WORKING DATA:
________________

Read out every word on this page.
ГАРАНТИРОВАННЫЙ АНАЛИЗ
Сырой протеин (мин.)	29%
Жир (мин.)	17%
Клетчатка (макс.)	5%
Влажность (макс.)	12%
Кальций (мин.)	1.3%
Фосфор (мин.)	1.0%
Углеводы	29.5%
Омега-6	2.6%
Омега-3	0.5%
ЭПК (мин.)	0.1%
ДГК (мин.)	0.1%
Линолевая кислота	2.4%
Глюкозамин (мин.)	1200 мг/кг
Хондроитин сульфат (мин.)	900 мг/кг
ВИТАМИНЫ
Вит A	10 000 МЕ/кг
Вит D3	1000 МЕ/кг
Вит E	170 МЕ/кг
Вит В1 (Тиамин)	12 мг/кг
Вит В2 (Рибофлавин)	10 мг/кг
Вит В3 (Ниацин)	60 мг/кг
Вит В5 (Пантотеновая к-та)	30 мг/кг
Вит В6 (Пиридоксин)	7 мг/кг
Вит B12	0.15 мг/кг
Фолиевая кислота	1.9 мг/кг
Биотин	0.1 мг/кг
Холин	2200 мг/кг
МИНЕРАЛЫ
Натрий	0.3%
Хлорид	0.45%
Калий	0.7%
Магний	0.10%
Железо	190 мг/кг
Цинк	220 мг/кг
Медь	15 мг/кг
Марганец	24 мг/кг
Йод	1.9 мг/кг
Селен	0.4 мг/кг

________________

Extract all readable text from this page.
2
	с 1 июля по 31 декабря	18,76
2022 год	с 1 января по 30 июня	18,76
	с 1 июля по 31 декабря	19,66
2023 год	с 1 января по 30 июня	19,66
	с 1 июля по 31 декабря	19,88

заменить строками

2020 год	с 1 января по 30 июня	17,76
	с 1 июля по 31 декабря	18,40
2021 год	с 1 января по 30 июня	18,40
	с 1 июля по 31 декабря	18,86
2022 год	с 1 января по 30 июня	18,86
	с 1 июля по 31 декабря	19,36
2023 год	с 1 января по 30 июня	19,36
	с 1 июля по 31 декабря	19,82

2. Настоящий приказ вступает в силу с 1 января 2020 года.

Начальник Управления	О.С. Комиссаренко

________________

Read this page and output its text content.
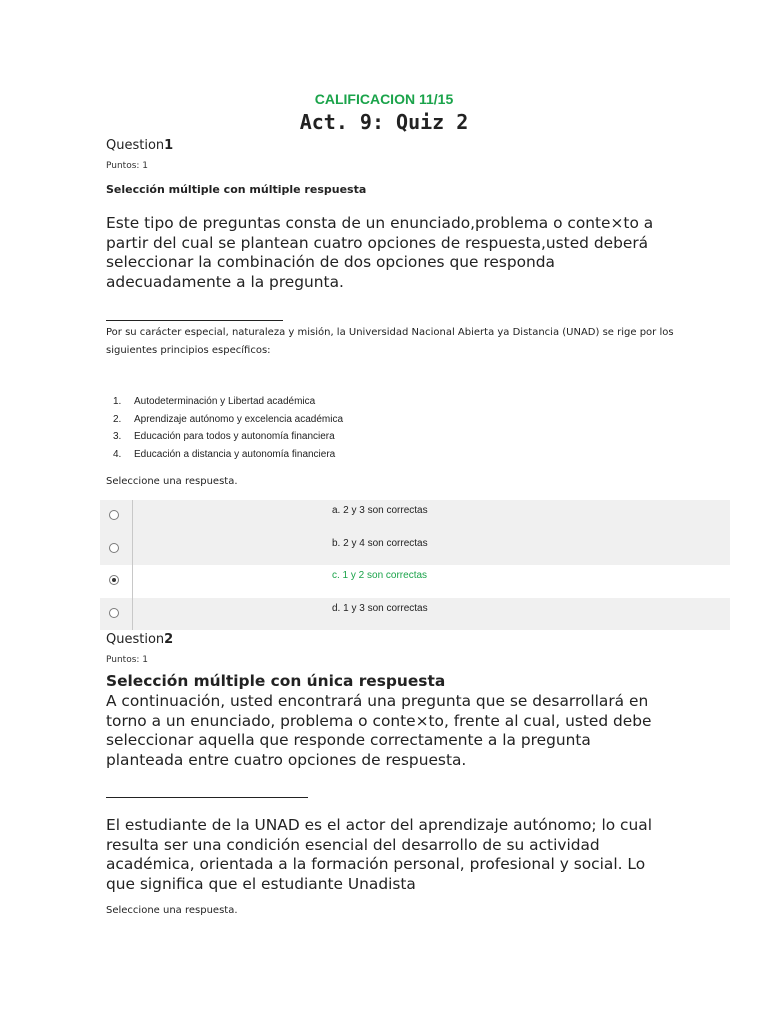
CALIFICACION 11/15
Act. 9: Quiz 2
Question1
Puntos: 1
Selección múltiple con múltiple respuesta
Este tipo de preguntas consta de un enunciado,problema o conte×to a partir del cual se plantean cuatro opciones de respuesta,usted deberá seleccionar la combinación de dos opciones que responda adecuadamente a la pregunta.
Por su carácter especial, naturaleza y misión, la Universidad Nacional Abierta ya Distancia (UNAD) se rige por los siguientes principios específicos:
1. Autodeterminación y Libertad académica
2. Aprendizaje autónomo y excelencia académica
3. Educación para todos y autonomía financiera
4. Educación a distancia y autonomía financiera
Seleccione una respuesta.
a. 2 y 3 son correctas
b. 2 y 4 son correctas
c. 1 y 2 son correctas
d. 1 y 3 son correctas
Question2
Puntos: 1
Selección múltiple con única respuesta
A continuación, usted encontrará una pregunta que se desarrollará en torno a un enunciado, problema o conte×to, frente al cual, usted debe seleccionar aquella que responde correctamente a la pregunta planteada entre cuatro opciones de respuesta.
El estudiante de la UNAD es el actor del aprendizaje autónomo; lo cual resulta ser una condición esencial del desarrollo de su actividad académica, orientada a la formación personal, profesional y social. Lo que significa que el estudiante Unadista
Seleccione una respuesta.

________________

GIVEN EXERCISE: Scan the listing above. Gather each line that contains the word "page".

RESULT OF THE EXERCISE:
Read out every word on this page.
Extract all readable text from this page.
Read this page and output its text content.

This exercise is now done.